▶ [What this task involves]:
Repeat every record below exactly, leaving out the pictures.

▶ [The input]:
• • • •

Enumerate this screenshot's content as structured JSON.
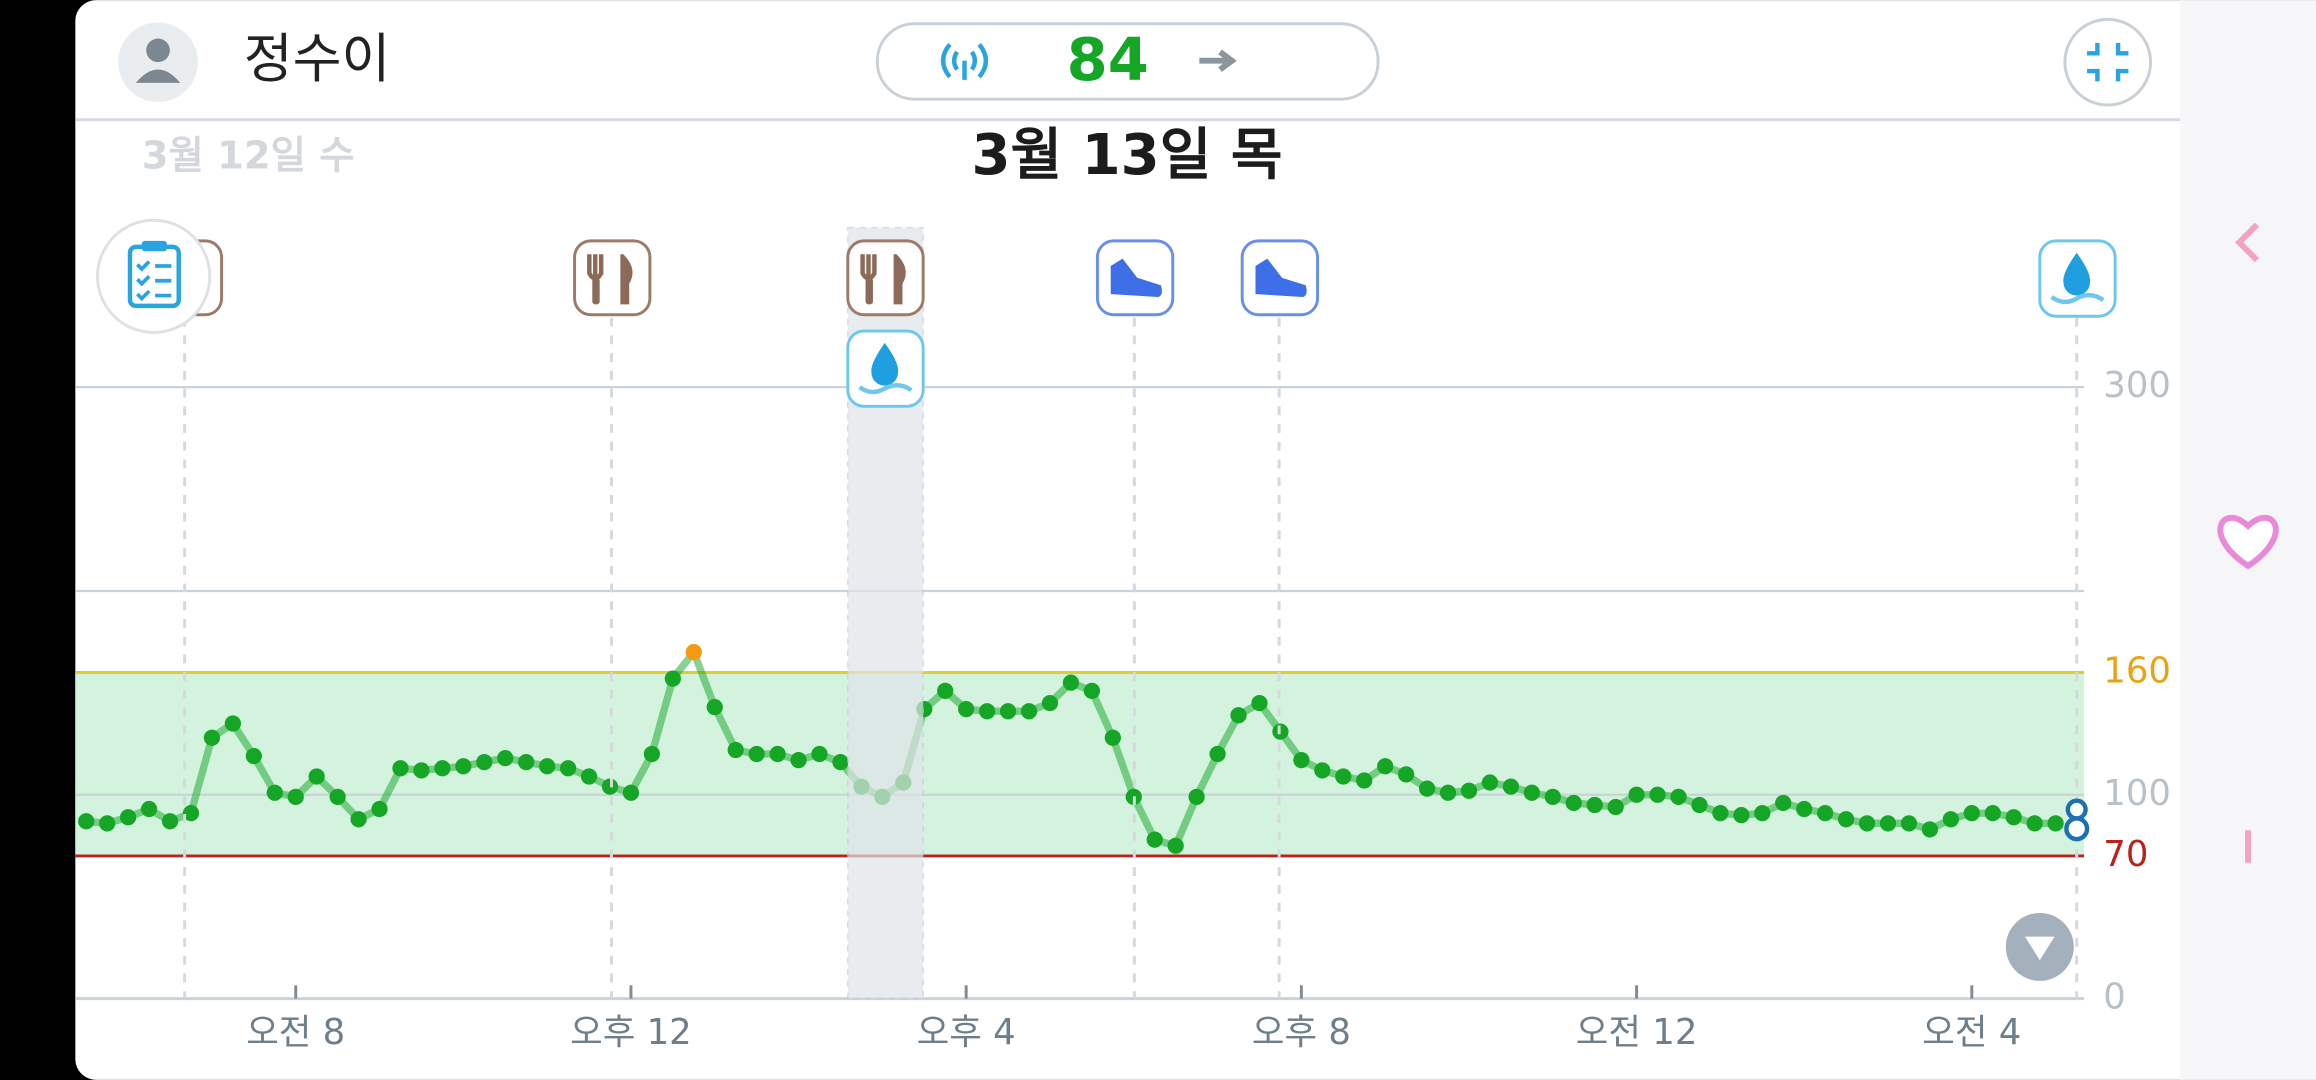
{
  "header": {
    "user_name": "정수이",
    "current_value": 84,
    "prev_date": "3월 12일 수",
    "date": "3월 13일 목"
  },
  "chart_data": {
    "type": "scatter",
    "x": [
      5.5,
      5.75,
      6,
      6.25,
      6.5,
      6.75,
      7,
      7.25,
      7.5,
      7.75,
      8,
      8.25,
      8.5,
      8.75,
      9,
      9.25,
      9.5,
      9.75,
      10,
      10.25,
      10.5,
      10.75,
      11,
      11.25,
      11.5,
      11.75,
      12,
      12.25,
      12.5,
      12.75,
      13,
      13.25,
      13.5,
      13.75,
      14,
      14.25,
      14.5,
      14.75,
      15,
      15.25,
      15.5,
      15.75,
      16,
      16.25,
      16.5,
      16.75,
      17,
      17.25,
      17.5,
      17.75,
      18,
      18.25,
      18.5,
      18.75,
      19,
      19.25,
      19.5,
      19.75,
      20,
      20.25,
      20.5,
      20.75,
      21,
      21.25,
      21.5,
      21.75,
      22,
      22.25,
      22.5,
      22.75,
      23,
      23.25,
      23.5,
      23.75,
      24,
      24.25,
      24.5,
      24.75,
      25,
      25.25,
      25.5,
      25.75,
      26,
      26.25,
      26.5,
      26.75,
      27,
      27.25,
      27.5,
      27.75,
      28,
      28.25,
      28.5,
      28.75,
      29
    ],
    "values": [
      87,
      86,
      89,
      93,
      87,
      91,
      128,
      135,
      119,
      101,
      99,
      109,
      99,
      88,
      93,
      113,
      112,
      113,
      114,
      116,
      118,
      116,
      114,
      113,
      109,
      104,
      101,
      120,
      157,
      170,
      143,
      122,
      120,
      120,
      117,
      120,
      116,
      104,
      99,
      106,
      142,
      151,
      142,
      141,
      141,
      141,
      145,
      155,
      151,
      128,
      99,
      78,
      75,
      99,
      120,
      139,
      145,
      131,
      117,
      112,
      109,
      107,
      114,
      110,
      103,
      101,
      102,
      106,
      104,
      101,
      99,
      96,
      95,
      94,
      100,
      100,
      99,
      95,
      91,
      90,
      91,
      96,
      93,
      91,
      88,
      86,
      86,
      86,
      83,
      88,
      91,
      91,
      89,
      86,
      86
    ],
    "color": "#15a626",
    "high_color": "#f39a12",
    "target_range": {
      "low": 70,
      "high": 160
    },
    "xlim": [
      5.37,
      29.34
    ],
    "xticks": [
      {
        "value": 8,
        "label": "오전 8"
      },
      {
        "value": 12,
        "label": "오후 12"
      },
      {
        "value": 16,
        "label": "오후 4"
      },
      {
        "value": 20,
        "label": "오후 8"
      },
      {
        "value": 24,
        "label": "오전 12"
      },
      {
        "value": 28,
        "label": "오전 4"
      }
    ],
    "ylim": [
      0,
      300
    ],
    "yticks": [
      0,
      100,
      300
    ],
    "gridlines": [
      100,
      200,
      300
    ]
  }
}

• • • •

▶ [In response]:
Enumerate this screenshot's content as structured JSON.
{
  "header": {
    "user_name": "정수이",
    "current_value": 84,
    "prev_date": "3월 12일 수",
    "date": "3월 13일 목"
  },
  "chart_data": {
    "type": "scatter",
    "x": [
      5.5,
      5.75,
      6,
      6.25,
      6.5,
      6.75,
      7,
      7.25,
      7.5,
      7.75,
      8,
      8.25,
      8.5,
      8.75,
      9,
      9.25,
      9.5,
      9.75,
      10,
      10.25,
      10.5,
      10.75,
      11,
      11.25,
      11.5,
      11.75,
      12,
      12.25,
      12.5,
      12.75,
      13,
      13.25,
      13.5,
      13.75,
      14,
      14.25,
      14.5,
      14.75,
      15,
      15.25,
      15.5,
      15.75,
      16,
      16.25,
      16.5,
      16.75,
      17,
      17.25,
      17.5,
      17.75,
      18,
      18.25,
      18.5,
      18.75,
      19,
      19.25,
      19.5,
      19.75,
      20,
      20.25,
      20.5,
      20.75,
      21,
      21.25,
      21.5,
      21.75,
      22,
      22.25,
      22.5,
      22.75,
      23,
      23.25,
      23.5,
      23.75,
      24,
      24.25,
      24.5,
      24.75,
      25,
      25.25,
      25.5,
      25.75,
      26,
      26.25,
      26.5,
      26.75,
      27,
      27.25,
      27.5,
      27.75,
      28,
      28.25,
      28.5,
      28.75,
      29
    ],
    "values": [
      87,
      86,
      89,
      93,
      87,
      91,
      128,
      135,
      119,
      101,
      99,
      109,
      99,
      88,
      93,
      113,
      112,
      113,
      114,
      116,
      118,
      116,
      114,
      113,
      109,
      104,
      101,
      120,
      157,
      170,
      143,
      122,
      120,
      120,
      117,
      120,
      116,
      104,
      99,
      106,
      142,
      151,
      142,
      141,
      141,
      141,
      145,
      155,
      151,
      128,
      99,
      78,
      75,
      99,
      120,
      139,
      145,
      131,
      117,
      112,
      109,
      107,
      114,
      110,
      103,
      101,
      102,
      106,
      104,
      101,
      99,
      96,
      95,
      94,
      100,
      100,
      99,
      95,
      91,
      90,
      91,
      96,
      93,
      91,
      88,
      86,
      86,
      86,
      83,
      88,
      91,
      91,
      89,
      86,
      86
    ],
    "color": "#15a626",
    "high_color": "#f39a12",
    "target_range": {
      "low": 70,
      "high": 160
    },
    "xlim": [
      5.37,
      29.34
    ],
    "xticks": [
      {
        "value": 8,
        "label": "오전 8"
      },
      {
        "value": 12,
        "label": "오후 12"
      },
      {
        "value": 16,
        "label": "오후 4"
      },
      {
        "value": 20,
        "label": "오후 8"
      },
      {
        "value": 24,
        "label": "오전 12"
      },
      {
        "value": 28,
        "label": "오전 4"
      }
    ],
    "ylim": [
      0,
      300
    ],
    "yticks": [
      0,
      100,
      300
    ],
    "gridlines": [
      100,
      200,
      300
    ]
  }
}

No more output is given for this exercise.